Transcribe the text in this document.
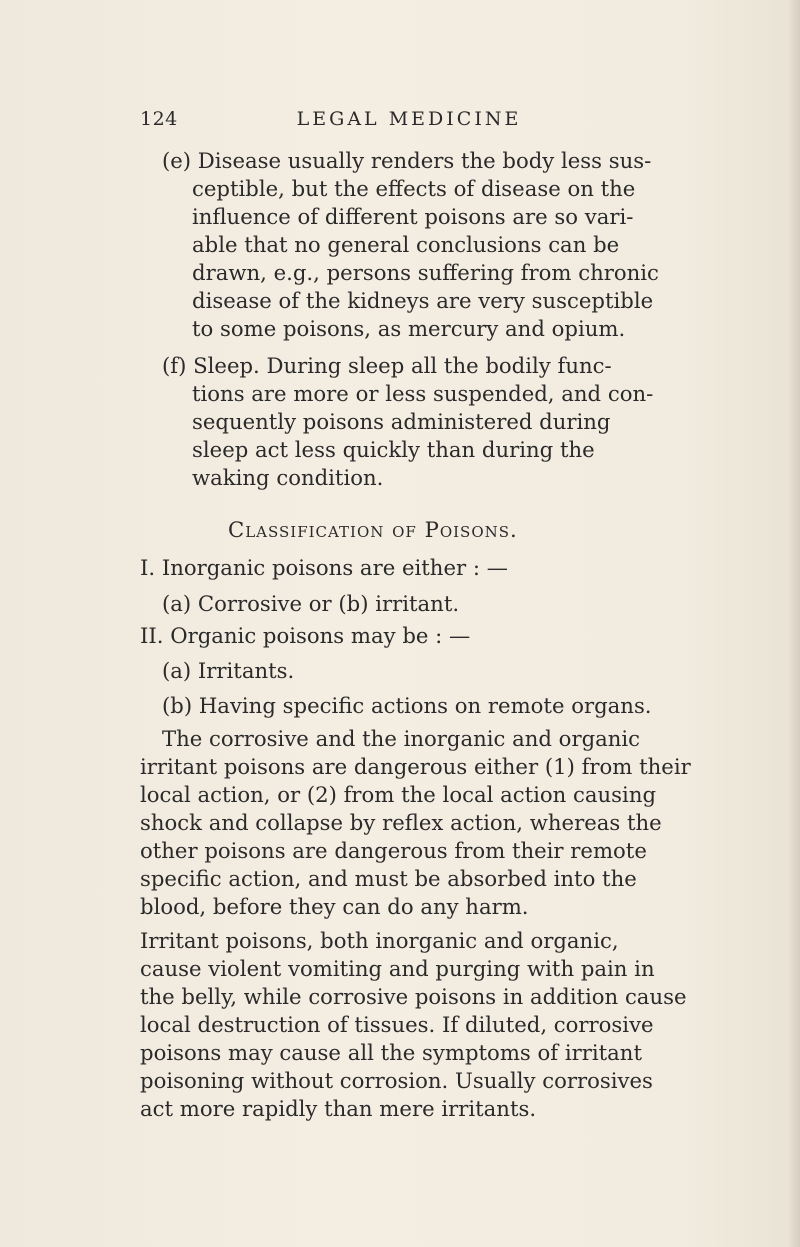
124	LEGAL MEDICINE
(e) Disease usually renders the body less sus-
ceptible, but the effects of disease on the
influence of different poisons are so vari-
able that no general conclusions can be
drawn, e.g., persons suffering from chronic
disease of the kidneys are very susceptible
to some poisons, as mercury and opium.
(f) Sleep. During sleep all the bodily func-
tions are more or less suspended, and con-
sequently poisons administered during
sleep act less quickly than during the
waking condition.
Classification of Poisons.
I. Inorganic poisons are either : —
(a) Corrosive or (b) irritant.
II. Organic poisons may be : —
(a) Irritants.
(b) Having specific actions on remote organs.
The corrosive and the inorganic and organic
irritant poisons are dangerous either (1) from their
local action, or (2) from the local action causing
shock and collapse by reflex action, whereas the
other poisons are dangerous from their remote
specific action, and must be absorbed into the
blood, before they can do any harm.
Irritant poisons, both inorganic and organic,
cause violent vomiting and purging with pain in
the belly, while corrosive poisons in addition cause
local destruction of tissues. If diluted, corrosive
poisons may cause all the symptoms of irritant
poisoning without corrosion. Usually corrosives
act more rapidly than mere irritants.
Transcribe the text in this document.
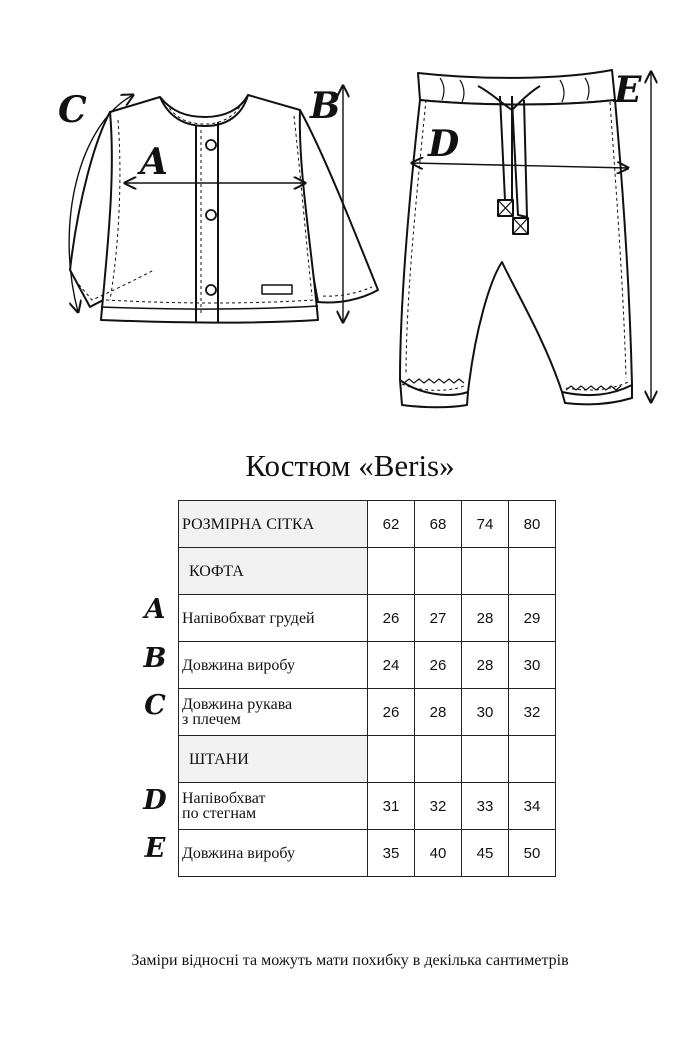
A
B
C
D
E
Костюм «Beris»
РОЗМІРНА СІТКА	62	68	74	80
КОФТА				
Напівобхват грудей	26	27	28	29
Довжина виробу	24	26	28	30
Довжина рукава
з плечем	26	28	30	32
ШТАНИ				
Напівобхват
по стегнам	31	32	33	34
Довжина виробу	35	40	45	50
A
B
C
D
E
Заміри відносні та можуть мати похибку в декілька сантиметрів
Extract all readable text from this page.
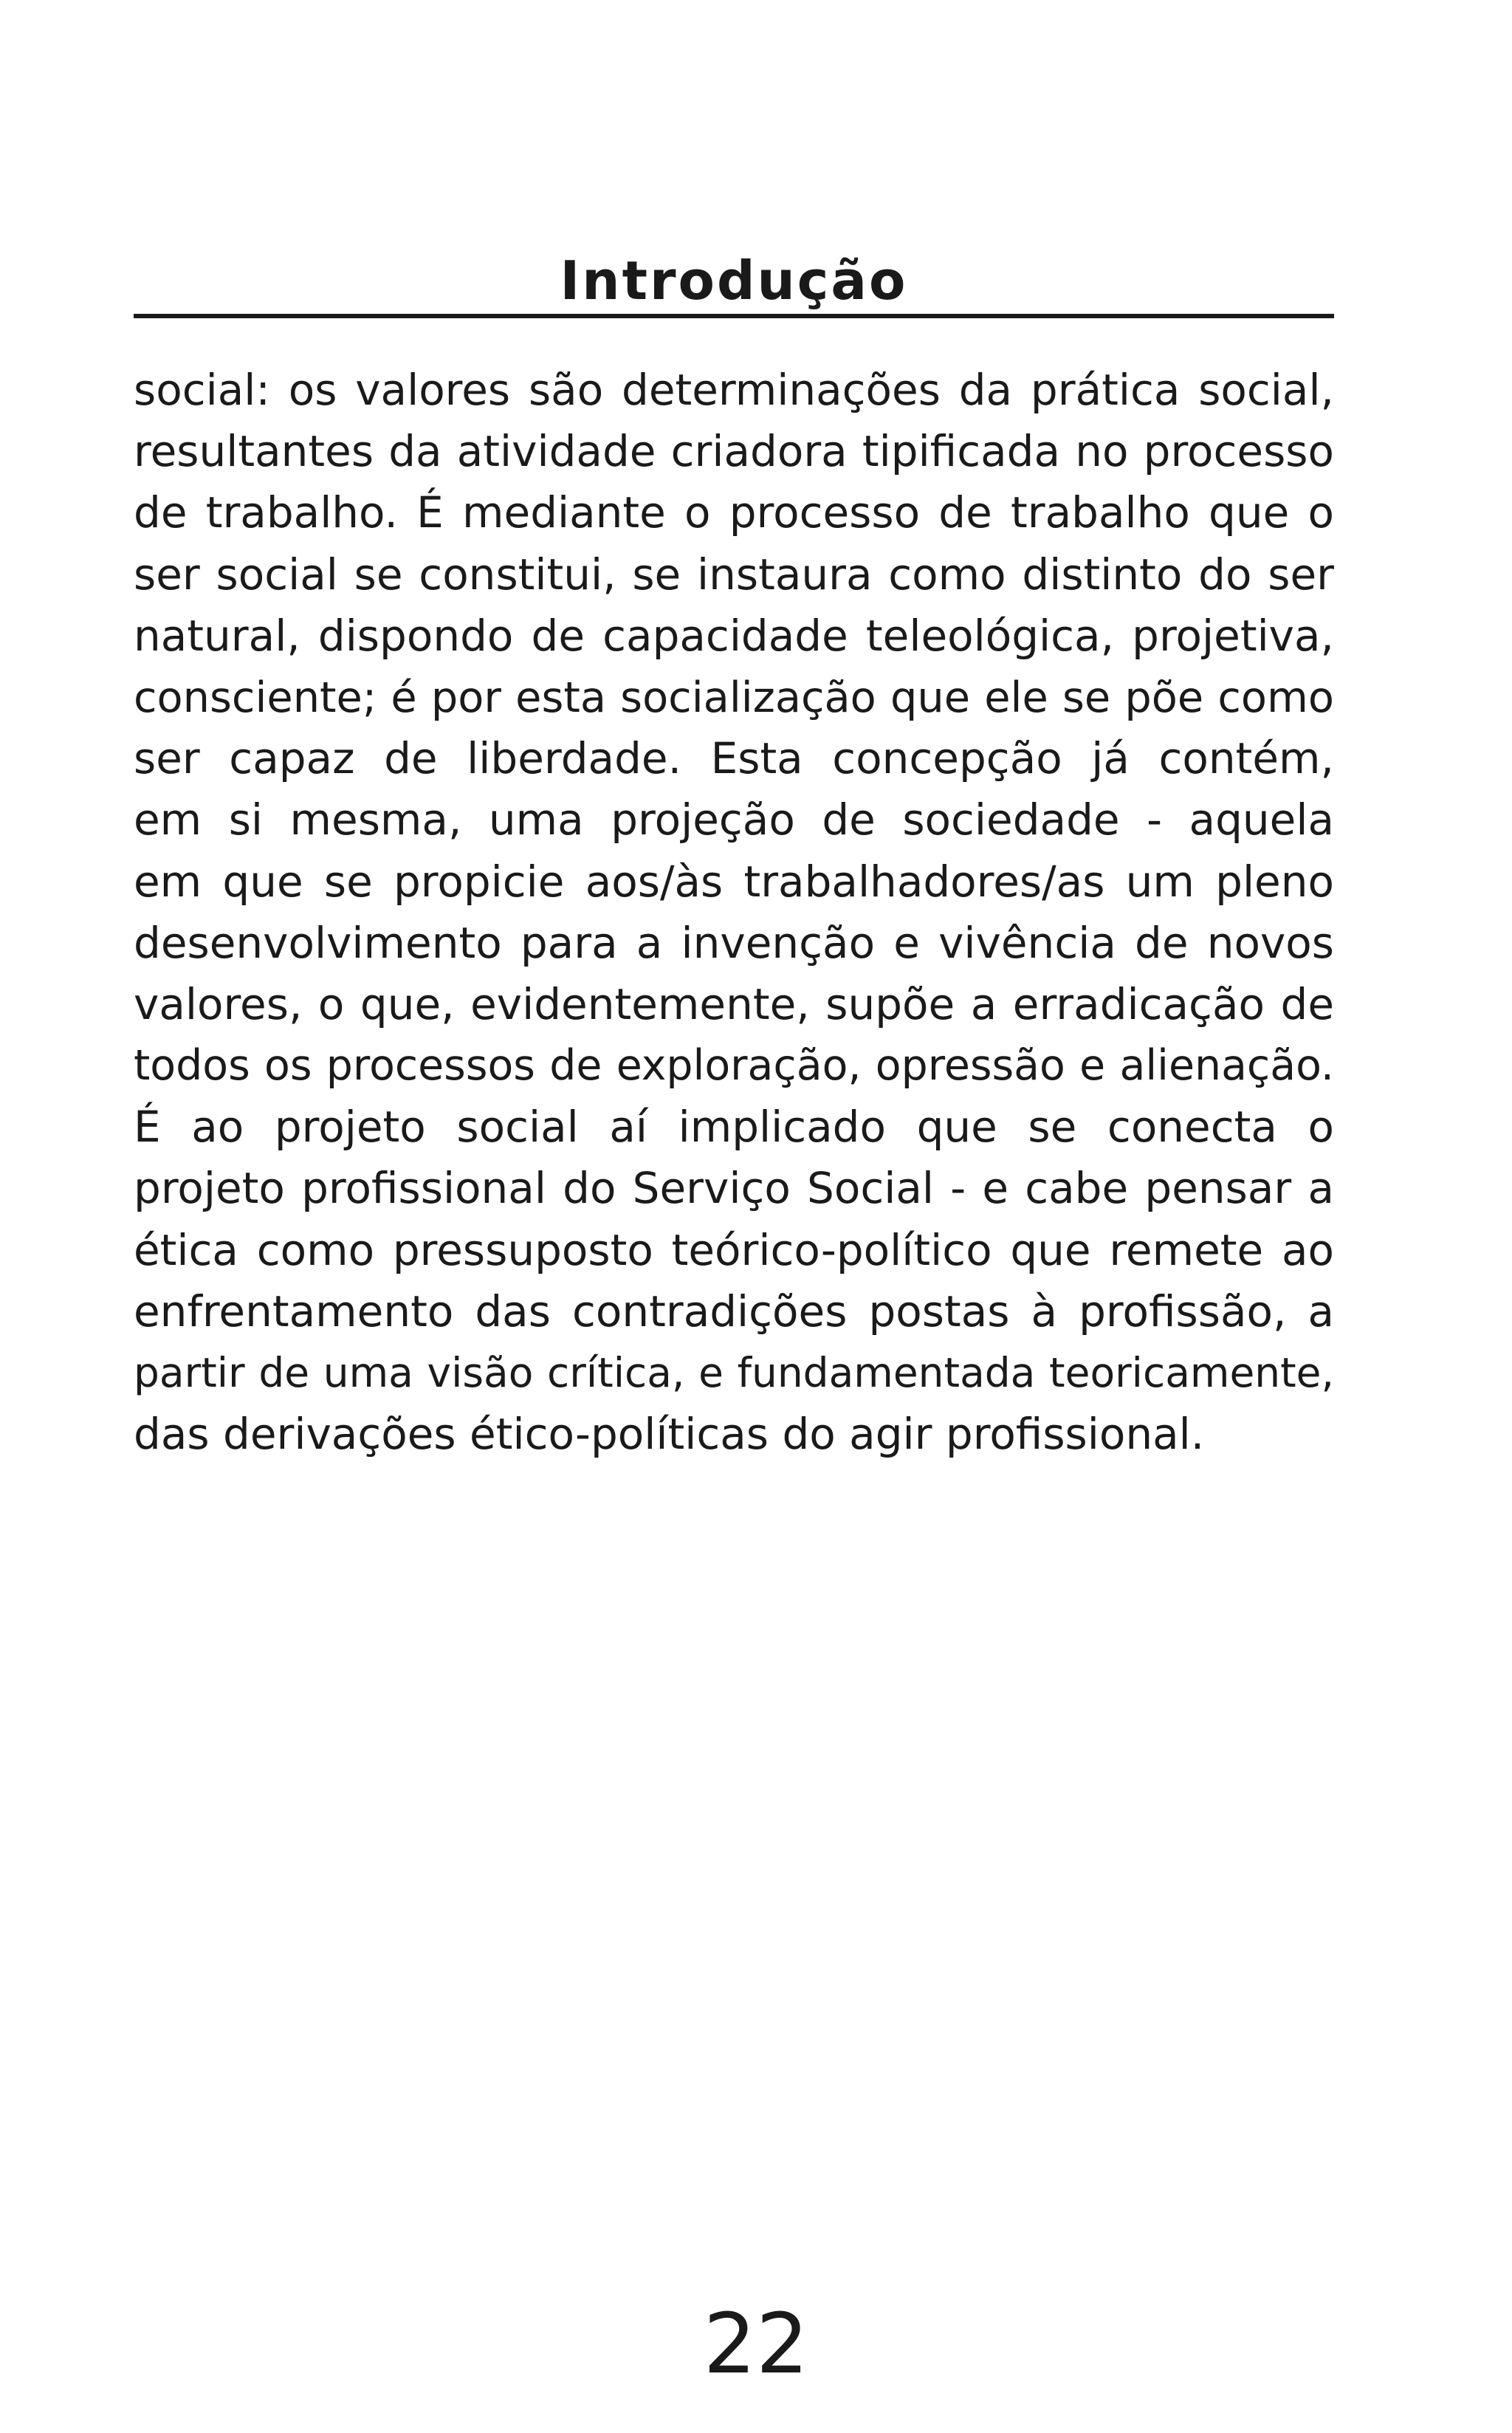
Introdução
social: os valores são determinações da prática social,
resultantes da atividade criadora tipificada no processo
de trabalho. É mediante o processo de trabalho que o
ser social se constitui, se instaura como distinto do ser
natural, dispondo de capacidade teleológica, projetiva,
consciente; é por esta socialização que ele se põe como
ser capaz de liberdade. Esta concepção já contém,
em si mesma, uma projeção de sociedade - aquela
em que se propicie aos/às trabalhadores/as um pleno
desenvolvimento para a invenção e vivência de novos
valores, o que, evidentemente, supõe a erradicação de
todos os processos de exploração, opressão e alienação.
É ao projeto social aí implicado que se conecta o
projeto profissional do Serviço Social - e cabe pensar a
ética como pressuposto teórico-político que remete ao
enfrentamento das contradições postas à profissão, a
partir de uma visão crítica, e fundamentada teoricamente,
das derivações ético-políticas do agir profissional.
22
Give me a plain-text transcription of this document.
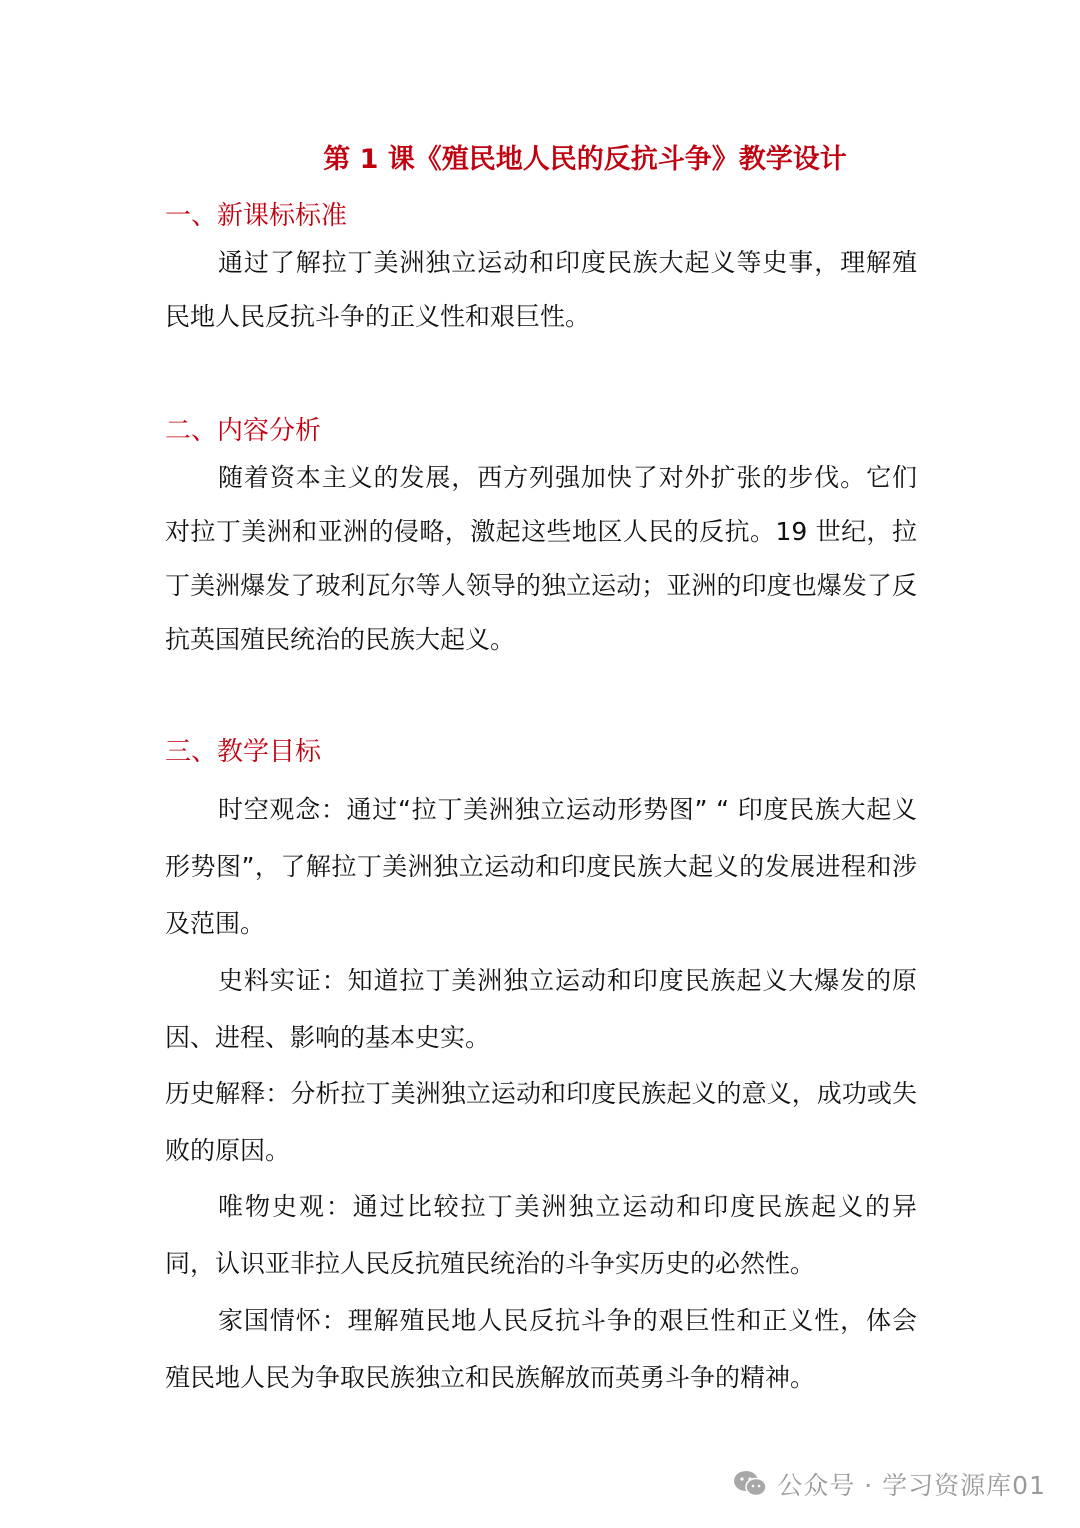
第 1 课《殖民地人民的反抗斗争》教学设计
一、新课标标准

通过了解拉丁美洲独立运动和印度民族大起义等史事，理解殖民地人民反抗斗争的正义性和艰巨性。

二、内容分析

随着资本主义的发展，西方列强加快了对外扩张的步伐。它们对拉丁美洲和亚洲的侵略，激起这些地区人民的反抗。19 世纪，拉丁美洲爆发了玻利瓦尔等人领导的独立运动；亚洲的印度也爆发了反抗英国殖民统治的民族大起义。

三、教学目标

时空观念：通过“拉丁美洲独立运动形势图” “ 印度民族大起义形势图”，了解拉丁美洲独立运动和印度民族大起义的发展进程和涉及范围。

史料实证：知道拉丁美洲独立运动和印度民族起义大爆发的原因、进程、影响的基本史实。

历史解释：分析拉丁美洲独立运动和印度民族起义的意义，成功或失败的原因。

唯物史观：通过比较拉丁美洲独立运动和印度民族起义的异同，认识亚非拉人民反抗殖民统治的斗争实历史的必然性。

家国情怀：理解殖民地人民反抗斗争的艰巨性和正义性，体会殖民地人民为争取民族独立和民族解放而英勇斗争的精神。

公众号 · 学习资源库01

§ Work instructions
What is needed is an exact reproduction of the data, pictures excluded.

§ Right answer
Transcribe the text in this document.
124	LEGAL MEDICINE
(e) Disease usually renders the body less sus-
ceptible, but the effects of disease on the
influence of different poisons are so vari-
able that no general conclusions can be
drawn, e.g., persons suffering from chronic
disease of the kidneys are very susceptible
to some poisons, as mercury and opium.
(f) Sleep. During sleep all the bodily func-
tions are more or less suspended, and con-
sequently poisons administered during
sleep act less quickly than during the
waking condition.
Classification of Poisons.
I. Inorganic poisons are either : —
(a) Corrosive or (b) irritant.
II. Organic poisons may be : —
(a) Irritants.
(b) Having specific actions on remote organs.
The corrosive and the inorganic and organic
irritant poisons are dangerous either (1) from their
local action, or (2) from the local action causing
shock and collapse by reflex action, whereas the
other poisons are dangerous from their remote
specific action, and must be absorbed into the
blood, before they can do any harm.
Irritant poisons, both inorganic and organic,
cause violent vomiting and purging with pain in
the belly, while corrosive poisons in addition cause
local destruction of tissues. If diluted, corrosive
poisons may cause all the symptoms of irritant
poisoning without corrosion. Usually corrosives
act more rapidly than mere irritants.
Transcribe the text in this document.
A
B
C
D
E
Костюм «Beris»
РОЗМІРНА СІТКА	62	68	74	80
КОФТА				
Напівобхват грудей	26	27	28	29
Довжина виробу	24	26	28	30
Довжина рукава
з плечем	26	28	30	32
ШТАНИ				
Напівобхват
по стегнам	31	32	33	34
Довжина виробу	35	40	45	50
A
B
C
D
E
Заміри відносні та можуть мати похибку в декілька сантиметрів
Extract all readable text from this page.
Introdução
social: os valores são determinações da prática social,
resultantes da atividade criadora tipificada no processo
de trabalho. É mediante o processo de trabalho que o
ser social se constitui, se instaura como distinto do ser
natural, dispondo de capacidade teleológica, projetiva,
consciente; é por esta socialização que ele se põe como
ser capaz de liberdade. Esta concepção já contém,
em si mesma, uma projeção de sociedade - aquela
em que se propicie aos/às trabalhadores/as um pleno
desenvolvimento para a invenção e vivência de novos
valores, o que, evidentemente, supõe a erradicação de
todos os processos de exploração, opressão e alienação.
É ao projeto social aí implicado que se conecta o
projeto profissional do Serviço Social - e cabe pensar a
ética como pressuposto teórico-político que remete ao
enfrentamento das contradições postas à profissão, a
partir de uma visão crítica, e fundamentada teoricamente,
das derivações ético-políticas do agir profissional.
22
Give me a plain-text transcription of this document.
第 1 课《殖民地人民的反抗斗争》教学设计
一、新课标标准

通过了解拉丁美洲独立运动和印度民族大起义等史事，理解殖民地人民反抗斗争的正义性和艰巨性。

二、内容分析

随着资本主义的发展，西方列强加快了对外扩张的步伐。它们对拉丁美洲和亚洲的侵略，激起这些地区人民的反抗。19 世纪，拉丁美洲爆发了玻利瓦尔等人领导的独立运动；亚洲的印度也爆发了反抗英国殖民统治的民族大起义。

三、教学目标

时空观念：通过“拉丁美洲独立运动形势图” “ 印度民族大起义形势图”，了解拉丁美洲独立运动和印度民族大起义的发展进程和涉及范围。

史料实证：知道拉丁美洲独立运动和印度民族起义大爆发的原因、进程、影响的基本史实。

历史解释：分析拉丁美洲独立运动和印度民族起义的意义，成功或失败的原因。

唯物史观：通过比较拉丁美洲独立运动和印度民族起义的异同，认识亚非拉人民反抗殖民统治的斗争实历史的必然性。

家国情怀：理解殖民地人民反抗斗争的艰巨性和正义性，体会殖民地人民为争取民族独立和民族解放而英勇斗争的精神。

公众号 · 学习资源库01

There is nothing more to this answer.